* **What you are asked to do**
In the records that follow, locate every line with "which" and extract it.

* **Entries provided**
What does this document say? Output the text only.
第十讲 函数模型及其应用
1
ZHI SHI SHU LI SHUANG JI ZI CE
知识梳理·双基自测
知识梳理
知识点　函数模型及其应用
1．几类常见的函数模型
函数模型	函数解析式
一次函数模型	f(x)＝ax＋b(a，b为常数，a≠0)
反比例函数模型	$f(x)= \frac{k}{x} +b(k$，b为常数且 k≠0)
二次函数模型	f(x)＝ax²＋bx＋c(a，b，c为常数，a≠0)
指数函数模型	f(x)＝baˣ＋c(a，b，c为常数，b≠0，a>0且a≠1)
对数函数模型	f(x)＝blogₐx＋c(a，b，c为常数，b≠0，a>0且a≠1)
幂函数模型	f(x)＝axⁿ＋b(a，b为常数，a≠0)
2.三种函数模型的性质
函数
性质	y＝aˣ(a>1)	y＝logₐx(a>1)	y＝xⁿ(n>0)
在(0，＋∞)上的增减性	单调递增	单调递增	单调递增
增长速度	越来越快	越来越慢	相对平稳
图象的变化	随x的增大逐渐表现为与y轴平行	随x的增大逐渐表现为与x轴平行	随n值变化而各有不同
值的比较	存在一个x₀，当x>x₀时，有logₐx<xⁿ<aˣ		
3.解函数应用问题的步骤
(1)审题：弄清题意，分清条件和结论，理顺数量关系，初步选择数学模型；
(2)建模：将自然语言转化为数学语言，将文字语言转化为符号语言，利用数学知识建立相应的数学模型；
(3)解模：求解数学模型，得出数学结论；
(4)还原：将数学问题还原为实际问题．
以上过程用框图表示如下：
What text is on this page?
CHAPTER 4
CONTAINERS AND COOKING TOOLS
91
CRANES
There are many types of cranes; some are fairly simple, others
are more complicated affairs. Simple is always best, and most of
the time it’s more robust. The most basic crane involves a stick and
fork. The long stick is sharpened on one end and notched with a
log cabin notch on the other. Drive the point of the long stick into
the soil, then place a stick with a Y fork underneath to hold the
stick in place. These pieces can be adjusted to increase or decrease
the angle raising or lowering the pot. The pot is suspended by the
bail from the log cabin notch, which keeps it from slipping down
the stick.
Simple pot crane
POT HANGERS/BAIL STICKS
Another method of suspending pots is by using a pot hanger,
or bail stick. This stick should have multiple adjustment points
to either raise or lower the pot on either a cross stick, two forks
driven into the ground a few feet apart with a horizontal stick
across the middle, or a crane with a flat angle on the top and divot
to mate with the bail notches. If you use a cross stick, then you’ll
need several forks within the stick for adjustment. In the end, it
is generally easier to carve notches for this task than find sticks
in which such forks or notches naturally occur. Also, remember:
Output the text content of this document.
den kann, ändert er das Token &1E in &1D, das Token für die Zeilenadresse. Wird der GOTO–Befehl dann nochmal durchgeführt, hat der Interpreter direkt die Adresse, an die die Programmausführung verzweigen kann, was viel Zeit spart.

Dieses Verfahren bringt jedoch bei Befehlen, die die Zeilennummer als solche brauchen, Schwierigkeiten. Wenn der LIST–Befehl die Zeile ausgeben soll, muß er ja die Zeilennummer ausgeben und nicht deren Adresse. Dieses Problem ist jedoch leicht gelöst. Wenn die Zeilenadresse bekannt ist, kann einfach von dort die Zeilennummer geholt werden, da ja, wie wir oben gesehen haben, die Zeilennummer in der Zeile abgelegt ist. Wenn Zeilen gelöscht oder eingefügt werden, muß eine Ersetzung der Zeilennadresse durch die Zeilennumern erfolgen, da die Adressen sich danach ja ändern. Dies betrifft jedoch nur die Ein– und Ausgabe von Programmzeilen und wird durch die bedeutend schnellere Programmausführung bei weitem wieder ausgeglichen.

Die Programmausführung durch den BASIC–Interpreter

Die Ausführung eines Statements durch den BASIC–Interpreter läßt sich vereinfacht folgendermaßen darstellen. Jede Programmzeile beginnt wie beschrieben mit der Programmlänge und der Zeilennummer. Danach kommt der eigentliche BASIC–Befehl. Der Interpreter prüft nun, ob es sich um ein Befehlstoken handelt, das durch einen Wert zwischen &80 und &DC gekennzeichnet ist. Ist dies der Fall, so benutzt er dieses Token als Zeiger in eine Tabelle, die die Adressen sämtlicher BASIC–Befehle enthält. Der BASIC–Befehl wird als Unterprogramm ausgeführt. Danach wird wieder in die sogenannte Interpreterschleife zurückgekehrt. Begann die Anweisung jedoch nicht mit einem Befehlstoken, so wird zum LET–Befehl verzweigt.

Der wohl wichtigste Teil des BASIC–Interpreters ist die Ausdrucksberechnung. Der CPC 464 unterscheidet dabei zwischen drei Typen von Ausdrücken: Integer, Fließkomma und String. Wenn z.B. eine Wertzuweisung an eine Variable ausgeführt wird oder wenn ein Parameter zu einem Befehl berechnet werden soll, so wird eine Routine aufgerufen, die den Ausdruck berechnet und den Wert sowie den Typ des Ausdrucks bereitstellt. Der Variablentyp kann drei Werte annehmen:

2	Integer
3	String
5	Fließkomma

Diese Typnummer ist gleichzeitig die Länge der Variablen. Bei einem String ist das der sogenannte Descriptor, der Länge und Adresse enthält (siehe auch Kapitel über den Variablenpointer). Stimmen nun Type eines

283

* **Reply to the task**
bail from the log cabin notch, which keeps it from slipping down
in which such forks or notches naturally occur. Also, remember:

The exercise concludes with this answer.